▼
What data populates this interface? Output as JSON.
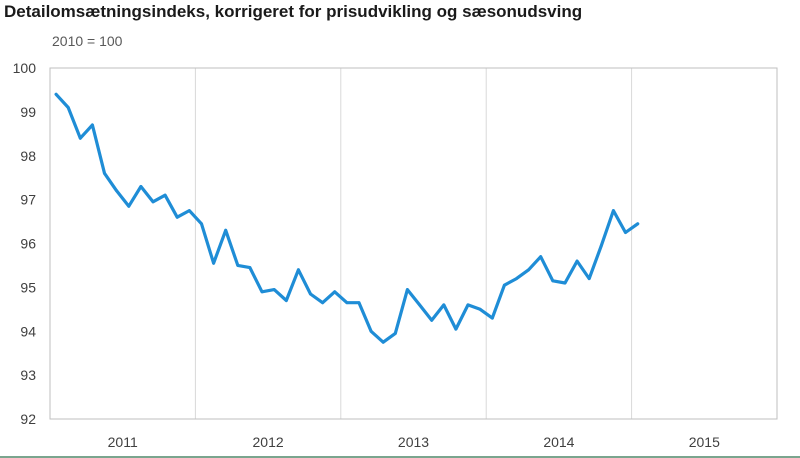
{
  "title": "Detailomsætningsindeks, korrigeret for prisudvikling og sæsonudsving",
  "subtitle": "2010 = 100",
  "colors": {
    "line": "#1f8dd6",
    "grid": "#d9d9d9",
    "axis": "#bfbfbf",
    "text": "#404040"
  },
  "chart_data": {
    "type": "line",
    "title": "Detailomsætningsindeks, korrigeret for prisudvikling og sæsonudsving",
    "subtitle": "2010 = 100",
    "xlabel": "",
    "ylabel": "",
    "ylim": [
      92,
      100
    ],
    "yticks": [
      "92",
      "93",
      "94",
      "95",
      "96",
      "97",
      "98",
      "99",
      "100"
    ],
    "xticks": [
      "2011",
      "2012",
      "2013",
      "2014",
      "2015"
    ],
    "grid": "vertical lines between years",
    "legend": "none",
    "x_start": "2011-01",
    "x_frequency": "monthly",
    "series": [
      {
        "values": [
          99.4,
          99.1,
          98.4,
          98.7,
          97.6,
          97.2,
          96.85,
          97.3,
          96.95,
          97.1,
          96.6,
          96.75,
          96.45,
          95.55,
          96.3,
          95.5,
          95.45,
          94.9,
          94.95,
          94.7,
          95.4,
          94.85,
          94.65,
          94.9,
          94.65,
          94.65,
          94.0,
          93.75,
          93.95,
          94.95,
          94.6,
          94.25,
          94.6,
          94.05,
          94.6,
          94.5,
          94.3,
          95.05,
          95.2,
          95.4,
          95.7,
          95.15,
          95.1,
          95.6,
          95.2,
          95.95,
          96.75,
          96.25,
          96.45
        ]
      }
    ]
  }
}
▲
GOAL OF THE EXERCISE:
In the lines above, find each one with "sæsonudsving" and list it.

COMPLETED EXERCISE:
  "title": "Detailomsætningsindeks, korrigeret for prisudvikling og sæsonudsving",
    "title": "Detailomsætningsindeks, korrigeret for prisudvikling og sæsonudsving",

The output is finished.